(Layout element annotations)

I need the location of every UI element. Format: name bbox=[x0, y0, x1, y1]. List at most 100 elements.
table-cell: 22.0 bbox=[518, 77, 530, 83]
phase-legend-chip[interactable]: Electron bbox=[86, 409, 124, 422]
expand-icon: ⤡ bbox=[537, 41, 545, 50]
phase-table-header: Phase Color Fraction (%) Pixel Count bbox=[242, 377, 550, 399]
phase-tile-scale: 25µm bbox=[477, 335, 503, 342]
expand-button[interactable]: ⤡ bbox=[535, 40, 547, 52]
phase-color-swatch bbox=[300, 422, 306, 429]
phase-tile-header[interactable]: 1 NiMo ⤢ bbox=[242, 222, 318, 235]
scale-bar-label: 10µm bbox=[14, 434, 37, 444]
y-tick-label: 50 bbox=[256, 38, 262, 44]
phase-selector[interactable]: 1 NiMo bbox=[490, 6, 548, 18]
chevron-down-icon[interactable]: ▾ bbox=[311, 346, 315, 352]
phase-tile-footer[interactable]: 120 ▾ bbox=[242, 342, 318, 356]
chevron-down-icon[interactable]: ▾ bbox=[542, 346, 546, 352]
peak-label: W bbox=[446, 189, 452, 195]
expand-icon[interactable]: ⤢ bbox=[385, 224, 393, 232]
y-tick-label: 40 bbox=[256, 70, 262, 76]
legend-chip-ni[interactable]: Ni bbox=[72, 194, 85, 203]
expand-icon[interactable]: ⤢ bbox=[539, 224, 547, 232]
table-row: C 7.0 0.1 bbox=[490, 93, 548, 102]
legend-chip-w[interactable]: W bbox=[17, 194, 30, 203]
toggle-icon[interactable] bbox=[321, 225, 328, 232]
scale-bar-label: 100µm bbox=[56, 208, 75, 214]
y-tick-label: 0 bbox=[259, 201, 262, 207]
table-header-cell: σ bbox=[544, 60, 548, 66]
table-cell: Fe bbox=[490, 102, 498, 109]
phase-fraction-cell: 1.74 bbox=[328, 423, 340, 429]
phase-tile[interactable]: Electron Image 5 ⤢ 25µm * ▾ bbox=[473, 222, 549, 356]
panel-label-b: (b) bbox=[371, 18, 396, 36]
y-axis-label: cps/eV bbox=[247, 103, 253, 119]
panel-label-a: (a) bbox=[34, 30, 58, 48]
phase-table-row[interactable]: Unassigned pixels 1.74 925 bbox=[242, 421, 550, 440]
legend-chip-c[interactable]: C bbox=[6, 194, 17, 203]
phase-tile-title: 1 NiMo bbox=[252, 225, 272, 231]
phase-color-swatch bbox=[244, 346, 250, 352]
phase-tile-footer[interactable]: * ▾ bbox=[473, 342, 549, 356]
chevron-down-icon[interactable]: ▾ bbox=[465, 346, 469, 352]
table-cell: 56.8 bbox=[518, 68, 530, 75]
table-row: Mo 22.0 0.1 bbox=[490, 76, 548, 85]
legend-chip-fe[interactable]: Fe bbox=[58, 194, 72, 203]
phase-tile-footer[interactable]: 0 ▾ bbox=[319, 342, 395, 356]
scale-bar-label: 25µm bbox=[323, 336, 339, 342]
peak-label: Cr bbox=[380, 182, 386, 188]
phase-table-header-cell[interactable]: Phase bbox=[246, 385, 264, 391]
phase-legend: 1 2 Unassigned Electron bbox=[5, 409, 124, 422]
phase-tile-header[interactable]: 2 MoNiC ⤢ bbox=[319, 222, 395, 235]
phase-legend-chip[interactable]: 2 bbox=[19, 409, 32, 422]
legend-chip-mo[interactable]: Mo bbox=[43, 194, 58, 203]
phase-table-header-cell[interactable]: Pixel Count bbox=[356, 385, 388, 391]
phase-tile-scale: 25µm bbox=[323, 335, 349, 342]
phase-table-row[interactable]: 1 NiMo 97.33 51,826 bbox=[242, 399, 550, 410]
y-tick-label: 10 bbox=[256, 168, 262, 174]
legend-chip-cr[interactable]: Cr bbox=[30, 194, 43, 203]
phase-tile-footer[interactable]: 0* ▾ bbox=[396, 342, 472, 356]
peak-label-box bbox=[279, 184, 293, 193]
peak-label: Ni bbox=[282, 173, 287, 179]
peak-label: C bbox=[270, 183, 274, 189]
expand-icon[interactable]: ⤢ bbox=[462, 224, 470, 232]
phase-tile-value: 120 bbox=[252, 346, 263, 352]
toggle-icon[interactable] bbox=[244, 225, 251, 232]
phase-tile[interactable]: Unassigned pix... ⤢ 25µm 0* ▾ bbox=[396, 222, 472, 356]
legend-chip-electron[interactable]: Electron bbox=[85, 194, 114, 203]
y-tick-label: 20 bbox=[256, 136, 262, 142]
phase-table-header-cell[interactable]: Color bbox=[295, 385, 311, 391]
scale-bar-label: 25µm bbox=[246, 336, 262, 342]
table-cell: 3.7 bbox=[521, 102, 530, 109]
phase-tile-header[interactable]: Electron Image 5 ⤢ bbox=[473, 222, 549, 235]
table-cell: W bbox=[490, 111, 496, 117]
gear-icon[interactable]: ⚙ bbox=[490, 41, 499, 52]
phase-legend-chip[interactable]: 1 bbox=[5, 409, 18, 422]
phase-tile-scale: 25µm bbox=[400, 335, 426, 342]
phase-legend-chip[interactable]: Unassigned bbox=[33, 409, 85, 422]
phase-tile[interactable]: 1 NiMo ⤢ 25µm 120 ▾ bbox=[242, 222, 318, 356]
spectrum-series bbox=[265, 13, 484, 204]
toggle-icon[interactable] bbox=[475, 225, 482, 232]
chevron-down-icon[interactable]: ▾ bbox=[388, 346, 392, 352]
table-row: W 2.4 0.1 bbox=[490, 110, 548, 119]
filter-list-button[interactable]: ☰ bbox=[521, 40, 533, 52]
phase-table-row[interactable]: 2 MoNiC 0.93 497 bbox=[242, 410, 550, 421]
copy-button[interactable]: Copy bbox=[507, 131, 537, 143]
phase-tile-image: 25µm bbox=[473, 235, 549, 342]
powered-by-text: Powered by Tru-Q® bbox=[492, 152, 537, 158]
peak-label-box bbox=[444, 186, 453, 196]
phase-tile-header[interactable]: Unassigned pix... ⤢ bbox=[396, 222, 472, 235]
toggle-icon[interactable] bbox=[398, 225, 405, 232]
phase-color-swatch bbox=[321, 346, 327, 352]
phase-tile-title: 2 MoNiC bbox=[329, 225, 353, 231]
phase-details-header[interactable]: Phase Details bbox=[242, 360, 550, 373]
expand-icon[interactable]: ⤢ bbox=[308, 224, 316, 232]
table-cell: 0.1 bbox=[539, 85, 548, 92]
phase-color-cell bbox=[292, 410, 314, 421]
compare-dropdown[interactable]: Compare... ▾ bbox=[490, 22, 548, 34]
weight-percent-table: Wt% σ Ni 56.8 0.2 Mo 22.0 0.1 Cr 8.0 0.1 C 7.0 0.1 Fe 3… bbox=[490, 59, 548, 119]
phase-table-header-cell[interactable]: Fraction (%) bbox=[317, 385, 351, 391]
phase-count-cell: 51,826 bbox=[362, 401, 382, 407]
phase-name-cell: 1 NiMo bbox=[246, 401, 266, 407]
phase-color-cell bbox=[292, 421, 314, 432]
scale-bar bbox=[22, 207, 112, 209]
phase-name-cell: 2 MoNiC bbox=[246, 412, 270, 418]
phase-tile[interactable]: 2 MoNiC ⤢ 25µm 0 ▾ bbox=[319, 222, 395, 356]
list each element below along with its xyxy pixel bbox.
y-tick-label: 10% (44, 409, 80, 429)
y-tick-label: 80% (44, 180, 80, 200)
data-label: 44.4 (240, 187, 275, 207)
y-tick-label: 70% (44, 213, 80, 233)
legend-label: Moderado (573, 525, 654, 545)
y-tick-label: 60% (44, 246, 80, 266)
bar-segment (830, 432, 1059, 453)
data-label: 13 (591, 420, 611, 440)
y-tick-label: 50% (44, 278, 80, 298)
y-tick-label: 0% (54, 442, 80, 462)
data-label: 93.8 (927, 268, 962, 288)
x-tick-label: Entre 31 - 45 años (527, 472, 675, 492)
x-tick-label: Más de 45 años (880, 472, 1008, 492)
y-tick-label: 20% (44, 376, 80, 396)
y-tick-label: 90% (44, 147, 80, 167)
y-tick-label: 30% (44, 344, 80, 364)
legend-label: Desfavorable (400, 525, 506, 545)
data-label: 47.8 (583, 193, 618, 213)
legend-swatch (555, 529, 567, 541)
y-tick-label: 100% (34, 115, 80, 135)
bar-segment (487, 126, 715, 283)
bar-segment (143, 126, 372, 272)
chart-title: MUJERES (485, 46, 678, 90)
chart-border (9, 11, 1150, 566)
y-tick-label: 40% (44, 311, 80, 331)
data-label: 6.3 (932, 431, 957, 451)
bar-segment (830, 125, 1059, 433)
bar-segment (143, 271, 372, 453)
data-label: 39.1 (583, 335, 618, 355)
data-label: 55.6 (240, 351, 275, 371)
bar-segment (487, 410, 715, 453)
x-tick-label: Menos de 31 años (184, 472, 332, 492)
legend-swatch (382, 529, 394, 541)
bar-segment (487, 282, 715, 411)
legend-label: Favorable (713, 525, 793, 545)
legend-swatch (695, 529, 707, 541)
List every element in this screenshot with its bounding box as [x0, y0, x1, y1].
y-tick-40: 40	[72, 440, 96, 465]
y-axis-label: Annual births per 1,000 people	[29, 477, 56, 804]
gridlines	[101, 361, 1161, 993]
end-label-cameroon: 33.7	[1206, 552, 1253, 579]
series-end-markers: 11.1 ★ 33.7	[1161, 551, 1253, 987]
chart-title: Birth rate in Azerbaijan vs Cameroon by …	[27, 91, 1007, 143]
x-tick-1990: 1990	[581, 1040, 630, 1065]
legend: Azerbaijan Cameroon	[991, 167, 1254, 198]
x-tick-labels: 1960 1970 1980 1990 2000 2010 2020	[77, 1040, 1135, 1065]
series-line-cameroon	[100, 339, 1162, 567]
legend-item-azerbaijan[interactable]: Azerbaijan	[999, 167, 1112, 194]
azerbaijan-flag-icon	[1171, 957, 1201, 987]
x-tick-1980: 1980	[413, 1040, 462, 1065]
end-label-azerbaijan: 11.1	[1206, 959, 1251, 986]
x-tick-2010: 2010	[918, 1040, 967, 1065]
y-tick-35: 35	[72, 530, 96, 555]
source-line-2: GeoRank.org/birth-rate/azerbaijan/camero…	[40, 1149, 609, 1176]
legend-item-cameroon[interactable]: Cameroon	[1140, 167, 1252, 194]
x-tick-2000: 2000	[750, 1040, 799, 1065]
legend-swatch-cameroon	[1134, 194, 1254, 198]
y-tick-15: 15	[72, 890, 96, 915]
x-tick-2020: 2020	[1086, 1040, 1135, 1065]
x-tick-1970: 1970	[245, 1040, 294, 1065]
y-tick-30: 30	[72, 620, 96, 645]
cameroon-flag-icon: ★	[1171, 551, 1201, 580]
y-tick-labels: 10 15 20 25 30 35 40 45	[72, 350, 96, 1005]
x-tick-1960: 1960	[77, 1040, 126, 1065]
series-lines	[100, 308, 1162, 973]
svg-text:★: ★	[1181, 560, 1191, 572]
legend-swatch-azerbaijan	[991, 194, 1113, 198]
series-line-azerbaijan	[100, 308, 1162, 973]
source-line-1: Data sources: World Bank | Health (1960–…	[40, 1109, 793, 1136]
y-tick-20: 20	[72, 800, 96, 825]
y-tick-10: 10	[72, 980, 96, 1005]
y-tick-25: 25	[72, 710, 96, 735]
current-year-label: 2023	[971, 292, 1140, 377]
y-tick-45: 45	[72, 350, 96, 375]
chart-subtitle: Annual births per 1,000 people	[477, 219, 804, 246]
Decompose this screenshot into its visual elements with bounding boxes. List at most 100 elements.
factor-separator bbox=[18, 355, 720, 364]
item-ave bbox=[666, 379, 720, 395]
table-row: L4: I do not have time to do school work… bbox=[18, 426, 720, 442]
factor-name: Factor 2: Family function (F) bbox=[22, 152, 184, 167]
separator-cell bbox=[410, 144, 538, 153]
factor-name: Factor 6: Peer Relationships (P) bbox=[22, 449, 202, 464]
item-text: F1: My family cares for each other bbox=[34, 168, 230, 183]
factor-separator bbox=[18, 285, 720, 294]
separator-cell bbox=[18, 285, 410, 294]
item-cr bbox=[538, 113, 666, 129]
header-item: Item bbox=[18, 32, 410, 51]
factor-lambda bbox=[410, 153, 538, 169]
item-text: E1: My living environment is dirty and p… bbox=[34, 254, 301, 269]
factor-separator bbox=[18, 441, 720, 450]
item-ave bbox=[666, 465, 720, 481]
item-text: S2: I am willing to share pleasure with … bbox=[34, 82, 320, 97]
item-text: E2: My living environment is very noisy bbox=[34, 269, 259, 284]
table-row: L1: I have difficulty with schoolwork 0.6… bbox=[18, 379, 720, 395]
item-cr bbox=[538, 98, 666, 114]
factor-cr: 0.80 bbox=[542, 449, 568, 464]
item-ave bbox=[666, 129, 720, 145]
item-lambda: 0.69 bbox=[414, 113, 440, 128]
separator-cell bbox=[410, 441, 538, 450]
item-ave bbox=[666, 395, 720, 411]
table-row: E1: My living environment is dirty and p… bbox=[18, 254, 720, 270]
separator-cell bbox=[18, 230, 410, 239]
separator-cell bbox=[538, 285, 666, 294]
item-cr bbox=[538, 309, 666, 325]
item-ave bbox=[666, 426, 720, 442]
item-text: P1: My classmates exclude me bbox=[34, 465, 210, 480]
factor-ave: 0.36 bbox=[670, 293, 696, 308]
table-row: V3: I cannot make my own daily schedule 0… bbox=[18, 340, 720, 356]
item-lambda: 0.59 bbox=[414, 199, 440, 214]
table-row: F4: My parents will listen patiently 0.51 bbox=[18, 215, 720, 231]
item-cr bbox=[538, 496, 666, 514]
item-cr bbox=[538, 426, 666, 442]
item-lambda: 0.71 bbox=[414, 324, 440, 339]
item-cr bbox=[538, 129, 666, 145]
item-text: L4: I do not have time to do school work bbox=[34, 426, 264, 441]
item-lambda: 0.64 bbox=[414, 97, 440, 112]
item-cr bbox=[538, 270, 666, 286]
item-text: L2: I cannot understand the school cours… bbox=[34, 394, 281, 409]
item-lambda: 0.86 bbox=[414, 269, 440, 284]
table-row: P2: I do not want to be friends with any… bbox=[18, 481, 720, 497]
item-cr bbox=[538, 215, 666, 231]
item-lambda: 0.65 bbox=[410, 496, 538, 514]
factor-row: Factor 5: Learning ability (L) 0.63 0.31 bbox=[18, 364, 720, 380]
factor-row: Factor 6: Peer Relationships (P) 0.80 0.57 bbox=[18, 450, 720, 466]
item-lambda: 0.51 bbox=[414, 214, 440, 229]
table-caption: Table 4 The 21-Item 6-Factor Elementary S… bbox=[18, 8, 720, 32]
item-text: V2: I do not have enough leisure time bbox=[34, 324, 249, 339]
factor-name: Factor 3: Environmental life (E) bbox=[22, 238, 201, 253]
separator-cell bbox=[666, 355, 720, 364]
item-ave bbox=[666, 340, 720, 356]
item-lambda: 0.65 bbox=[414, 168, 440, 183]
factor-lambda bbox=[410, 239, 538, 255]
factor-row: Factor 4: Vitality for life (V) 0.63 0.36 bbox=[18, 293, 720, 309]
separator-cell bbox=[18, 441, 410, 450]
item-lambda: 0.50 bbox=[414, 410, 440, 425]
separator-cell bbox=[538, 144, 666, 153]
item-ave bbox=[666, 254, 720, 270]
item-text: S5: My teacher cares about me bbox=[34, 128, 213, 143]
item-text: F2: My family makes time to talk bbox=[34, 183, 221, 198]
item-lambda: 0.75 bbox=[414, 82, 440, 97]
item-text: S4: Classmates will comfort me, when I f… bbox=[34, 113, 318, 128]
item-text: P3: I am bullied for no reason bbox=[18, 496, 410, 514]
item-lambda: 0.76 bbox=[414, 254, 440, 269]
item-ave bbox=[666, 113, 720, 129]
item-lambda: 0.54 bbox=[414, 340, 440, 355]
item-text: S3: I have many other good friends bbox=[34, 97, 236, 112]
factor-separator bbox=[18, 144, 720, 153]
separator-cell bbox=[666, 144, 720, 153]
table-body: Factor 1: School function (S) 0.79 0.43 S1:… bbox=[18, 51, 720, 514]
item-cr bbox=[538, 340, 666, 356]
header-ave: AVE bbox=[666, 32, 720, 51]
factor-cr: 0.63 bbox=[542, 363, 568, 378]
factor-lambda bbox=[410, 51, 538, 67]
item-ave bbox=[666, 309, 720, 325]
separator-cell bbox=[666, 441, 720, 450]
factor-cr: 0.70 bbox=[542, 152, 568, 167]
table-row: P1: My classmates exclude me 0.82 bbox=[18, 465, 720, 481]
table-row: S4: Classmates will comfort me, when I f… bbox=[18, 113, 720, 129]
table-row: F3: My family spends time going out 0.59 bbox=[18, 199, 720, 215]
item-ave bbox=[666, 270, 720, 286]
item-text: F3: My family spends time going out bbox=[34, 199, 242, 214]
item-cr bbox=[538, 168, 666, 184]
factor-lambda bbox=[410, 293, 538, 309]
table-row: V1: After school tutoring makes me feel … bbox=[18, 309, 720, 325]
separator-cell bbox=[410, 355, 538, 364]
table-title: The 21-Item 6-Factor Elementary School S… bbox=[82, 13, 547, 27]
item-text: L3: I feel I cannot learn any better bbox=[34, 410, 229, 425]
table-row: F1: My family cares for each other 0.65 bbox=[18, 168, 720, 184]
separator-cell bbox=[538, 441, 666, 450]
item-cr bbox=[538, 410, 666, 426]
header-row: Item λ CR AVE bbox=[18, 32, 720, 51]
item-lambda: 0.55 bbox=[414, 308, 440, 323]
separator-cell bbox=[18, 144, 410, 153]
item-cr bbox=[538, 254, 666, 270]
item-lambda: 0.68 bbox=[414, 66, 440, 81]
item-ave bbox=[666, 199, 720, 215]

### Work to be completed
Copy the lines of the items word for word, starting at the first line and continuing through the line with "chevron-down-icon[interactable]: ▾ bbox=[311, 346, 315, 352]".

### Result for this task
I need the location of every UI element. Format: name bbox=[x0, y0, x1, y1]. List at most 100 elements.
table-cell: 22.0 bbox=[518, 77, 530, 83]
phase-legend-chip[interactable]: Electron bbox=[86, 409, 124, 422]
expand-icon: ⤡ bbox=[537, 41, 545, 50]
phase-table-header: Phase Color Fraction (%) Pixel Count bbox=[242, 377, 550, 399]
phase-tile-scale: 25µm bbox=[477, 335, 503, 342]
expand-button[interactable]: ⤡ bbox=[535, 40, 547, 52]
phase-color-swatch bbox=[300, 422, 306, 429]
phase-tile-header[interactable]: 1 NiMo ⤢ bbox=[242, 222, 318, 235]
scale-bar-label: 10µm bbox=[14, 434, 37, 444]
y-tick-label: 50 bbox=[256, 38, 262, 44]
phase-selector[interactable]: 1 NiMo bbox=[490, 6, 548, 18]
chevron-down-icon[interactable]: ▾ bbox=[311, 346, 315, 352]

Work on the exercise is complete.